Look over the lines below. Report each one that includes the string "matrix".

===

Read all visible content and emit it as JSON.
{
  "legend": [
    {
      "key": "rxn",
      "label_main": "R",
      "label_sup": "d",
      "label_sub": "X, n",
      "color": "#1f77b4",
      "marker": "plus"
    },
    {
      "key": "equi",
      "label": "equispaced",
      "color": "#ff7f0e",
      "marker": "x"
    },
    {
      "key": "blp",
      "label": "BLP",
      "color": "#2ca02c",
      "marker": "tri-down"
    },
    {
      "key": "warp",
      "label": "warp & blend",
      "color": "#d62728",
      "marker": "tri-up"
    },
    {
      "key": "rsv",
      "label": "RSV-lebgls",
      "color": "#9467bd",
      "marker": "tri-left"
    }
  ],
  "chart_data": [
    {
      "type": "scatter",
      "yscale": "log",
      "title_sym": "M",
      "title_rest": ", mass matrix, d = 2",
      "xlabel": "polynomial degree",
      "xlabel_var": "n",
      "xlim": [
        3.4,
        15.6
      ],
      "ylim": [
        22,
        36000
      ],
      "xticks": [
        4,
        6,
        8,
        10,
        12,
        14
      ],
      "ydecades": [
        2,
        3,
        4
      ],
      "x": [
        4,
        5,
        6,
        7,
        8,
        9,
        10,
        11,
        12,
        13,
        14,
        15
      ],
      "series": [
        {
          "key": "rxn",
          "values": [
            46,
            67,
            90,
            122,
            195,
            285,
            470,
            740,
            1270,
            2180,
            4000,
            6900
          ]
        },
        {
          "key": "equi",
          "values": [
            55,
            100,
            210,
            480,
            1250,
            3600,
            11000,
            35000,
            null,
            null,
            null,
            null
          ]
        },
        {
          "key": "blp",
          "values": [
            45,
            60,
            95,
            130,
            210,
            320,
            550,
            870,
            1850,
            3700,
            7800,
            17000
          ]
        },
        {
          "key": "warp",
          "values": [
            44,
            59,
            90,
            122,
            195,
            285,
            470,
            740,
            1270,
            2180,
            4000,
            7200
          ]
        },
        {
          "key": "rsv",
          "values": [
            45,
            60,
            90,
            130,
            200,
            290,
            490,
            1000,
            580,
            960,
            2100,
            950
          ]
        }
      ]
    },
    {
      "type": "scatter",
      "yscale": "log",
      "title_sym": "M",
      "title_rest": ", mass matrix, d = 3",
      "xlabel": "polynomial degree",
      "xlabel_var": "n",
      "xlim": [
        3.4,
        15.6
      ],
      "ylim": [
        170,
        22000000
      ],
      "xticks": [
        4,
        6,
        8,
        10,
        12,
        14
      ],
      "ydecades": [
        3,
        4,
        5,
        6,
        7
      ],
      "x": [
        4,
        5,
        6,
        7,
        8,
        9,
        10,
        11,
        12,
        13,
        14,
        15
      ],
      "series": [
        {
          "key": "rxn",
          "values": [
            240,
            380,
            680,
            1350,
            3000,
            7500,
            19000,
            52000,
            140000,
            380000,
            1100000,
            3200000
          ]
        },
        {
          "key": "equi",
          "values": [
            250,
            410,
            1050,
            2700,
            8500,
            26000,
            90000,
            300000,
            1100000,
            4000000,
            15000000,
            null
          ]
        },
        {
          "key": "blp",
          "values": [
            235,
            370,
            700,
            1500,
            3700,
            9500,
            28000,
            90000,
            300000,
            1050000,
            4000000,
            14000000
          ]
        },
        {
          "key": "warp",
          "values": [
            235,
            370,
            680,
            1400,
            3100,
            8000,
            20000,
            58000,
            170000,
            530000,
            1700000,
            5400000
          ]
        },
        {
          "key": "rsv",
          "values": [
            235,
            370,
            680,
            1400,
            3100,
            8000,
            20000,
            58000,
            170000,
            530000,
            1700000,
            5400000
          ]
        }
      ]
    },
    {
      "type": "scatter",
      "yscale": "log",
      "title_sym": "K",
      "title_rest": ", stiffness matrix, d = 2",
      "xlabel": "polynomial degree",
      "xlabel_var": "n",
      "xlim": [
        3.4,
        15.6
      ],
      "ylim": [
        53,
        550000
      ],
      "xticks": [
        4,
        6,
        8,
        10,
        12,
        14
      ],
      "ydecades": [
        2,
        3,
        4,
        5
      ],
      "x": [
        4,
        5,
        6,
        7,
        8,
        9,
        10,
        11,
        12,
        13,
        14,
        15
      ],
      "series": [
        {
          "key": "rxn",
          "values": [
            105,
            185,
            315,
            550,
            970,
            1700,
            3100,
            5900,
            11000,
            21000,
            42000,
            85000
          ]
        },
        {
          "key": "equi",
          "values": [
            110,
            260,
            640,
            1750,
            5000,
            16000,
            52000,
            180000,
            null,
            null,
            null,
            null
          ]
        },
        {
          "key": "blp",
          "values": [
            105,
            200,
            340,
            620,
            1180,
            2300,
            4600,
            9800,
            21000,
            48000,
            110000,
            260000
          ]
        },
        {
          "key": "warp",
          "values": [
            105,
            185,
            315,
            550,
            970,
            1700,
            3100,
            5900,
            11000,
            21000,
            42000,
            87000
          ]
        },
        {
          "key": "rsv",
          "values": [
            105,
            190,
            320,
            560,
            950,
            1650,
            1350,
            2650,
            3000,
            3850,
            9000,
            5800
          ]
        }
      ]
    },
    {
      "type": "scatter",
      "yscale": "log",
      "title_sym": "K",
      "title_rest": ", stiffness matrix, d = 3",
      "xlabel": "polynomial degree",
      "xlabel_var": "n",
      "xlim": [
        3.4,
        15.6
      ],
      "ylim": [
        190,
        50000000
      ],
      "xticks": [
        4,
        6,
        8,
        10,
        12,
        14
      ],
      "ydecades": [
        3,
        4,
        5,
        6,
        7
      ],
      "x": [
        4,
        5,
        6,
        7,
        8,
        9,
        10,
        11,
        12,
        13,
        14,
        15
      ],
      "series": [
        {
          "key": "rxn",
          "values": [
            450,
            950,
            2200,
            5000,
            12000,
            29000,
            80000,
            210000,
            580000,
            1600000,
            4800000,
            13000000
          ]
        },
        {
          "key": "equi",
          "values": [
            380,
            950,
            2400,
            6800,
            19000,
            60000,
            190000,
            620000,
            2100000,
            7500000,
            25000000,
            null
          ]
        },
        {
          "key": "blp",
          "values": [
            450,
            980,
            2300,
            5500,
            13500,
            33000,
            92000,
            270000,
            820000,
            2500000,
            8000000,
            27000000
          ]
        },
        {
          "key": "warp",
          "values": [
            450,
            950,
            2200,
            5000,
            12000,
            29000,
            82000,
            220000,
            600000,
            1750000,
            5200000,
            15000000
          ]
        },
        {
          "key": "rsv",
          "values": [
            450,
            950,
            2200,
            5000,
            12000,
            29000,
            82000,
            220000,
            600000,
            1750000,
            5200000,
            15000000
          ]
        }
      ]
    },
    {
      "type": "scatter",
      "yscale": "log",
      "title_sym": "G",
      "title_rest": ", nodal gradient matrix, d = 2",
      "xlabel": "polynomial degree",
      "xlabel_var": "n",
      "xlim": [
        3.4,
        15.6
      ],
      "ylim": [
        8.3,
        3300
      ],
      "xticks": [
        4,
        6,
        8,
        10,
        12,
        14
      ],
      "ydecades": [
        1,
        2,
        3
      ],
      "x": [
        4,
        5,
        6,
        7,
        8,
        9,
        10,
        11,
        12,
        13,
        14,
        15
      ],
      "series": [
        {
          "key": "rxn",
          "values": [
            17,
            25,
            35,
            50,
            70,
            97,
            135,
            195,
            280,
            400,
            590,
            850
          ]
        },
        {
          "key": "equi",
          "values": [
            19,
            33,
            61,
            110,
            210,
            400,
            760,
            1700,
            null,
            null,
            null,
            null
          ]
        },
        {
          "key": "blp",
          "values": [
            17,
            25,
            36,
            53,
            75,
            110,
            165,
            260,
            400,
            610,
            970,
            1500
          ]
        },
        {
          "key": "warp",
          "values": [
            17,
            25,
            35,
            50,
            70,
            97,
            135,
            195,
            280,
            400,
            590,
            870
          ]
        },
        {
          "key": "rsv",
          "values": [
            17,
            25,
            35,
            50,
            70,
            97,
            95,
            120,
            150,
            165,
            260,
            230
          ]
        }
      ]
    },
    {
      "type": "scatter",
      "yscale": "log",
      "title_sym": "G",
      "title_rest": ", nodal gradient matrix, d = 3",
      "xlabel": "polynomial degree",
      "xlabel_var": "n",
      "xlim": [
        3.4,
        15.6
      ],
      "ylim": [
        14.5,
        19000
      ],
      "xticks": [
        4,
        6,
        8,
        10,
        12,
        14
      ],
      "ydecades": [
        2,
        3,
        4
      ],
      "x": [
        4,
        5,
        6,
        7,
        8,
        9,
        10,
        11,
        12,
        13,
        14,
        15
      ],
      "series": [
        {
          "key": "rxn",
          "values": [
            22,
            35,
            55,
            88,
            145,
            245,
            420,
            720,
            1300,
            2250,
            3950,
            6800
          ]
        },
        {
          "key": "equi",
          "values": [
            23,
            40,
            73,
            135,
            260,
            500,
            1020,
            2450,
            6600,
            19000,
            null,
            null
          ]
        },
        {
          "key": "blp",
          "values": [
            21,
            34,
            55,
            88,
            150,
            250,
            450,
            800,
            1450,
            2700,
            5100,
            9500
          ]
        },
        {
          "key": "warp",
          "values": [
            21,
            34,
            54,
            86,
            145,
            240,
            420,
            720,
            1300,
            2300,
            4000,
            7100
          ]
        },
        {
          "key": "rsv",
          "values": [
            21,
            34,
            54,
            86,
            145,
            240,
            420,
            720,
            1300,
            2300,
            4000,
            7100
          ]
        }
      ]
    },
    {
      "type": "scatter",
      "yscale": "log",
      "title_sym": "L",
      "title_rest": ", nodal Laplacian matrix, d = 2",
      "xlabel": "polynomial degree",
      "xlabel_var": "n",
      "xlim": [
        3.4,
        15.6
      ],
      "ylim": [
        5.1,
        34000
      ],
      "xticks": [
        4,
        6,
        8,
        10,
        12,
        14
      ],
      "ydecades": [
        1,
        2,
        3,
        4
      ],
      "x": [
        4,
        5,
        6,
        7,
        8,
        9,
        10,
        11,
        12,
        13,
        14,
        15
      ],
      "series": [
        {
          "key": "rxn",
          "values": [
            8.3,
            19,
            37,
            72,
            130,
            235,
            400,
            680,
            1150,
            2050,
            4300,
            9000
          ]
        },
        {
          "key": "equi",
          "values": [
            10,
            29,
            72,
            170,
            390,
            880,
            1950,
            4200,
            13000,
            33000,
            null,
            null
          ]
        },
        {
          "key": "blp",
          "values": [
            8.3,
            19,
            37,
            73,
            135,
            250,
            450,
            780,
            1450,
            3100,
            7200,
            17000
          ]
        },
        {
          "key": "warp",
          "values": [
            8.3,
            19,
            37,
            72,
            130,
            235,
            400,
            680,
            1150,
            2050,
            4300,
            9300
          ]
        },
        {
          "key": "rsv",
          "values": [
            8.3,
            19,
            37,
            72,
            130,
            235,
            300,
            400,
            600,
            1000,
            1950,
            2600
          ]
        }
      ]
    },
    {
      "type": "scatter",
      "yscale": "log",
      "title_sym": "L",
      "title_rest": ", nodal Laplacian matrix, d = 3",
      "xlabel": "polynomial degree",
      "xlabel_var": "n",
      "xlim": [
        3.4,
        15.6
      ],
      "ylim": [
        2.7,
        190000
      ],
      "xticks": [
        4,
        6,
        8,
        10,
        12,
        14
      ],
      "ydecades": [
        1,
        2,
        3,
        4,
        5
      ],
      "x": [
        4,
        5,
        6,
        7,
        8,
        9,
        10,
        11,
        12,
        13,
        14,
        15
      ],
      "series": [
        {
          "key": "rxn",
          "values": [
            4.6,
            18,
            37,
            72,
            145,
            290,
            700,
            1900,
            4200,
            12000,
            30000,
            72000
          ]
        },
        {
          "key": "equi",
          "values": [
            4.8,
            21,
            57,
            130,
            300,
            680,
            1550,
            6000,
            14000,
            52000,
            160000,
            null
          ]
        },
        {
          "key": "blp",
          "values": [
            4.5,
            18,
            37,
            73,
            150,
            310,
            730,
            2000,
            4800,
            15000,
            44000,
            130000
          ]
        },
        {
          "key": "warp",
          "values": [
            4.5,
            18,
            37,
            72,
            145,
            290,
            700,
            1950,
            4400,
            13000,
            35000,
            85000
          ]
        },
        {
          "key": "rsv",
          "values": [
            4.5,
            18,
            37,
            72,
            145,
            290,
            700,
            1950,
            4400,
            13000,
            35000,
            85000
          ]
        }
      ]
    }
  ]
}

===

• TASK OUTPUT:
      "title_rest": ", mass matrix, d = 2",
      "title_rest": ", mass matrix, d = 3",
      "title_rest": ", stiffness matrix, d = 2",
      "title_rest": ", stiffness matrix, d = 3",
      "title_rest": ", nodal gradient matrix, d = 2",
      "title_rest": ", nodal gradient matrix, d = 3",
      "title_rest": ", nodal Laplacian matrix, d = 2",
      "title_rest": ", nodal Laplacian matrix, d = 3",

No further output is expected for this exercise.